--- BEGIN ---
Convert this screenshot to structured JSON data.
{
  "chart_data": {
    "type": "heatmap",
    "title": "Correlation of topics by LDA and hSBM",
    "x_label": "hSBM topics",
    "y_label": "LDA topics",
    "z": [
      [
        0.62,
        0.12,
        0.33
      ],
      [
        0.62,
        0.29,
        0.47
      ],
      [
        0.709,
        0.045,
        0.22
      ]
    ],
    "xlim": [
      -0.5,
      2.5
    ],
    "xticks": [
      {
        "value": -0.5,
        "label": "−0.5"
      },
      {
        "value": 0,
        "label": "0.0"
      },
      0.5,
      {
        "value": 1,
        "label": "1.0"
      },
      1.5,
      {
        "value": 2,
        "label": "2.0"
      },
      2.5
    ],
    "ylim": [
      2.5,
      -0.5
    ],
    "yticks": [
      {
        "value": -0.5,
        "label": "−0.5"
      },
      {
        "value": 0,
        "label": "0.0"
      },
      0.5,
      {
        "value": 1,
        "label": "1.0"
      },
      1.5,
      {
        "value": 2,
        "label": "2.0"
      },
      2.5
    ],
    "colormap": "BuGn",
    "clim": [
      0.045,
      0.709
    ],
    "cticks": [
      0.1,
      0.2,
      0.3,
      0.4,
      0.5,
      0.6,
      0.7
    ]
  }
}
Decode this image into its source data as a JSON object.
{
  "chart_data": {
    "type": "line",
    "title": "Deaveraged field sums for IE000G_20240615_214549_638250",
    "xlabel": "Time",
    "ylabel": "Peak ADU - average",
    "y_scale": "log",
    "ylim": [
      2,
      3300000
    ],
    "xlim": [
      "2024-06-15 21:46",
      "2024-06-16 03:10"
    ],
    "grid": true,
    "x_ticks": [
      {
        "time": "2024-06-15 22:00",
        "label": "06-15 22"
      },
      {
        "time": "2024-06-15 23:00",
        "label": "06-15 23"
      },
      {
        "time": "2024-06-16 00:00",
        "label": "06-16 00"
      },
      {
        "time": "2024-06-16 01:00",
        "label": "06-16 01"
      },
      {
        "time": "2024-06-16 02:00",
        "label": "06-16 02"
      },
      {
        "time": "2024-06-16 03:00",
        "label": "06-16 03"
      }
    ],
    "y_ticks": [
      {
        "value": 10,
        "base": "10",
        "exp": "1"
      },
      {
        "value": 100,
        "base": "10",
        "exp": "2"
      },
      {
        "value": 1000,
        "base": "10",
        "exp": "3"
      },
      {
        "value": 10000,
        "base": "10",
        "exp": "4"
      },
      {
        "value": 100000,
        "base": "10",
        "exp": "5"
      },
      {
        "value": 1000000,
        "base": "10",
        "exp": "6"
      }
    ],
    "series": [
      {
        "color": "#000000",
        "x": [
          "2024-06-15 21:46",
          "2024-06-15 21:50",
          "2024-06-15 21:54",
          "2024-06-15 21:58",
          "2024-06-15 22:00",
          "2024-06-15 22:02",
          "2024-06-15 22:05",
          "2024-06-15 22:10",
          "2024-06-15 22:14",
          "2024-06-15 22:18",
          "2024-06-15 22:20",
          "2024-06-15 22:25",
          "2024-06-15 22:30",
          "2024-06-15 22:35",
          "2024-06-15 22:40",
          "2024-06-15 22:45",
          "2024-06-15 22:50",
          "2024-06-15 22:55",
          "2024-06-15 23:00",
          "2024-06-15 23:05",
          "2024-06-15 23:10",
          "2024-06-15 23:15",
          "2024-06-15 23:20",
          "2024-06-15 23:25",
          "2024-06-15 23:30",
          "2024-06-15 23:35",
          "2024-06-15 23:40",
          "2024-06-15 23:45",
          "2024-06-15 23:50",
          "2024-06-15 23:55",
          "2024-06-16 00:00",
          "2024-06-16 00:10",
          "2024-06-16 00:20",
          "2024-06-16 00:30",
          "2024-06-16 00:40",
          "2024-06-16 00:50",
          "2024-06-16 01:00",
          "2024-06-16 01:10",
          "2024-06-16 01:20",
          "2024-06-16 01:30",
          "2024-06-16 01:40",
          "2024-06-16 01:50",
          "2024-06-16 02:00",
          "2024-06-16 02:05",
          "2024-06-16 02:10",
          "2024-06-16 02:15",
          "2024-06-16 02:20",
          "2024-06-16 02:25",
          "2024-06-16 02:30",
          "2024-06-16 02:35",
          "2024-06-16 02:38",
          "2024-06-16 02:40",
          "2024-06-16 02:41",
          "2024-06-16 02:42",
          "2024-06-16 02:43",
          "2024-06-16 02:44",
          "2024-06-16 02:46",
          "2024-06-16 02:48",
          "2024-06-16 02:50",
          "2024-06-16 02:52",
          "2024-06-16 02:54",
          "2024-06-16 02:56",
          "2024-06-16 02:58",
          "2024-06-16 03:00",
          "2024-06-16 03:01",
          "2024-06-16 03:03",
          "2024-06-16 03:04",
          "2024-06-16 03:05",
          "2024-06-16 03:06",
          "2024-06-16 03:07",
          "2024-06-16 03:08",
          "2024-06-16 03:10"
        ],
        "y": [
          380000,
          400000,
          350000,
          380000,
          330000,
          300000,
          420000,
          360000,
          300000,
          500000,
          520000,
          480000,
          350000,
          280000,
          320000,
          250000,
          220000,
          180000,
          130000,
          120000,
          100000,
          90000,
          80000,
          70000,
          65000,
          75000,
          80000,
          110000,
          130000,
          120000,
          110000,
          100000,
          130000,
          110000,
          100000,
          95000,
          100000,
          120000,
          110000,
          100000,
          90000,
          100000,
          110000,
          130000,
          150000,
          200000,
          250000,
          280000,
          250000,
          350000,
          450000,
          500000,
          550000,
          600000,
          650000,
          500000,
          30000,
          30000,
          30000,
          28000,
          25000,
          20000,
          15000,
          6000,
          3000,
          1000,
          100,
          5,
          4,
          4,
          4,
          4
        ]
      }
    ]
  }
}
--- END ---
_What the task requires_
Produce an exact copy of the whole listing.

_Final answer_
Convert this screenshot to structured JSON data.
{
  "chart_data": {
    "type": "heatmap",
    "title": "Correlation of topics by LDA and hSBM",
    "x_label": "hSBM topics",
    "y_label": "LDA topics",
    "z": [
      [
        0.62,
        0.12,
        0.33
      ],
      [
        0.62,
        0.29,
        0.47
      ],
      [
        0.709,
        0.045,
        0.22
      ]
    ],
    "xlim": [
      -0.5,
      2.5
    ],
    "xticks": [
      {
        "value": -0.5,
        "label": "−0.5"
      },
      {
        "value": 0,
        "label": "0.0"
      },
      0.5,
      {
        "value": 1,
        "label": "1.0"
      },
      1.5,
      {
        "value": 2,
        "label": "2.0"
      },
      2.5
    ],
    "ylim": [
      2.5,
      -0.5
    ],
    "yticks": [
      {
        "value": -0.5,
        "label": "−0.5"
      },
      {
        "value": 0,
        "label": "0.0"
      },
      0.5,
      {
        "value": 1,
        "label": "1.0"
      },
      1.5,
      {
        "value": 2,
        "label": "2.0"
      },
      2.5
    ],
    "colormap": "BuGn",
    "clim": [
      0.045,
      0.709
    ],
    "cticks": [
      0.1,
      0.2,
      0.3,
      0.4,
      0.5,
      0.6,
      0.7
    ]
  }
}
Decode this image into its source data as a JSON object.
{
  "chart_data": {
    "type": "line",
    "title": "Deaveraged field sums for IE000G_20240615_214549_638250",
    "xlabel": "Time",
    "ylabel": "Peak ADU - average",
    "y_scale": "log",
    "ylim": [
      2,
      3300000
    ],
    "xlim": [
      "2024-06-15 21:46",
      "2024-06-16 03:10"
    ],
    "grid": true,
    "x_ticks": [
      {
        "time": "2024-06-15 22:00",
        "label": "06-15 22"
      },
      {
        "time": "2024-06-15 23:00",
        "label": "06-15 23"
      },
      {
        "time": "2024-06-16 00:00",
        "label": "06-16 00"
      },
      {
        "time": "2024-06-16 01:00",
        "label": "06-16 01"
      },
      {
        "time": "2024-06-16 02:00",
        "label": "06-16 02"
      },
      {
        "time": "2024-06-16 03:00",
        "label": "06-16 03"
      }
    ],
    "y_ticks": [
      {
        "value": 10,
        "base": "10",
        "exp": "1"
      },
      {
        "value": 100,
        "base": "10",
        "exp": "2"
      },
      {
        "value": 1000,
        "base": "10",
        "exp": "3"
      },
      {
        "value": 10000,
        "base": "10",
        "exp": "4"
      },
      {
        "value": 100000,
        "base": "10",
        "exp": "5"
      },
      {
        "value": 1000000,
        "base": "10",
        "exp": "6"
      }
    ],
    "series": [
      {
        "color": "#000000",
        "x": [
          "2024-06-15 21:46",
          "2024-06-15 21:50",
          "2024-06-15 21:54",
          "2024-06-15 21:58",
          "2024-06-15 22:00",
          "2024-06-15 22:02",
          "2024-06-15 22:05",
          "2024-06-15 22:10",
          "2024-06-15 22:14",
          "2024-06-15 22:18",
          "2024-06-15 22:20",
          "2024-06-15 22:25",
          "2024-06-15 22:30",
          "2024-06-15 22:35",
          "2024-06-15 22:40",
          "2024-06-15 22:45",
          "2024-06-15 22:50",
          "2024-06-15 22:55",
          "2024-06-15 23:00",
          "2024-06-15 23:05",
          "2024-06-15 23:10",
          "2024-06-15 23:15",
          "2024-06-15 23:20",
          "2024-06-15 23:25",
          "2024-06-15 23:30",
          "2024-06-15 23:35",
          "2024-06-15 23:40",
          "2024-06-15 23:45",
          "2024-06-15 23:50",
          "2024-06-15 23:55",
          "2024-06-16 00:00",
          "2024-06-16 00:10",
          "2024-06-16 00:20",
          "2024-06-16 00:30",
          "2024-06-16 00:40",
          "2024-06-16 00:50",
          "2024-06-16 01:00",
          "2024-06-16 01:10",
          "2024-06-16 01:20",
          "2024-06-16 01:30",
          "2024-06-16 01:40",
          "2024-06-16 01:50",
          "2024-06-16 02:00",
          "2024-06-16 02:05",
          "2024-06-16 02:10",
          "2024-06-16 02:15",
          "2024-06-16 02:20",
          "2024-06-16 02:25",
          "2024-06-16 02:30",
          "2024-06-16 02:35",
          "2024-06-16 02:38",
          "2024-06-16 02:40",
          "2024-06-16 02:41",
          "2024-06-16 02:42",
          "2024-06-16 02:43",
          "2024-06-16 02:44",
          "2024-06-16 02:46",
          "2024-06-16 02:48",
          "2024-06-16 02:50",
          "2024-06-16 02:52",
          "2024-06-16 02:54",
          "2024-06-16 02:56",
          "2024-06-16 02:58",
          "2024-06-16 03:00",
          "2024-06-16 03:01",
          "2024-06-16 03:03",
          "2024-06-16 03:04",
          "2024-06-16 03:05",
          "2024-06-16 03:06",
          "2024-06-16 03:07",
          "2024-06-16 03:08",
          "2024-06-16 03:10"
        ],
        "y": [
          380000,
          400000,
          350000,
          380000,
          330000,
          300000,
          420000,
          360000,
          300000,
          500000,
          520000,
          480000,
          350000,
          280000,
          320000,
          250000,
          220000,
          180000,
          130000,
          120000,
          100000,
          90000,
          80000,
          70000,
          65000,
          75000,
          80000,
          110000,
          130000,
          120000,
          110000,
          100000,
          130000,
          110000,
          100000,
          95000,
          100000,
          120000,
          110000,
          100000,
          90000,
          100000,
          110000,
          130000,
          150000,
          200000,
          250000,
          280000,
          250000,
          350000,
          450000,
          500000,
          550000,
          600000,
          650000,
          500000,
          30000,
          30000,
          30000,
          28000,
          25000,
          20000,
          15000,
          6000,
          3000,
          1000,
          100,
          5,
          4,
          4,
          4,
          4
        ]
      }
    ]
  }
}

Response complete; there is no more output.